*WHAT IS BEING ASKED:* Can you quote the records below in full, word for word?

── THE DATA

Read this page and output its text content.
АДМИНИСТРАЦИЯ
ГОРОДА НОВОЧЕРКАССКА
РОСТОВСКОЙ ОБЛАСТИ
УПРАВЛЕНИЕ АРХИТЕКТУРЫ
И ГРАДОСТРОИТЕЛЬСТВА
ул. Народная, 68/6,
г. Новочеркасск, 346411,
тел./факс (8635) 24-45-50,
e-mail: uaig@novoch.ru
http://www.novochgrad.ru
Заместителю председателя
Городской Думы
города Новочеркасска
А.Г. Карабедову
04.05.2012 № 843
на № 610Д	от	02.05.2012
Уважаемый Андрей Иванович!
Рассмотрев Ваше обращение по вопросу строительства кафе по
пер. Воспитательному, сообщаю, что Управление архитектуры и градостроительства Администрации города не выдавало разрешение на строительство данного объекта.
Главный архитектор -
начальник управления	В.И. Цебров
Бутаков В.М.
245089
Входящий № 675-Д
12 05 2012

────

*REPLY:*
Read this page and output its text content.
АДМИНИСТРАЦИЯ
ГОРОДА НОВОЧЕРКАССКА
РОСТОВСКОЙ ОБЛАСТИ
УПРАВЛЕНИЕ АРХИТЕКТУРЫ
И ГРАДОСТРОИТЕЛЬСТВА
ул. Народная, 68/6,
г. Новочеркасск, 346411,
тел./факс (8635) 24-45-50,
e-mail: uaig@novoch.ru
http://www.novochgrad.ru
Заместителю председателя
Городской Думы
города Новочеркасска
А.Г. Карабедову
04.05.2012 № 843
на № 610Д	от	02.05.2012
Уважаемый Андрей Иванович!
Рассмотрев Ваше обращение по вопросу строительства кафе по
пер. Воспитательному, сообщаю, что Управление архитектуры и градостроительства Администрации города не выдавало разрешение на строительство данного объекта.
Главный архитектор -
начальник управления	В.И. Цебров
Бутаков В.М.
245089
Входящий № 675-Д
12 05 2012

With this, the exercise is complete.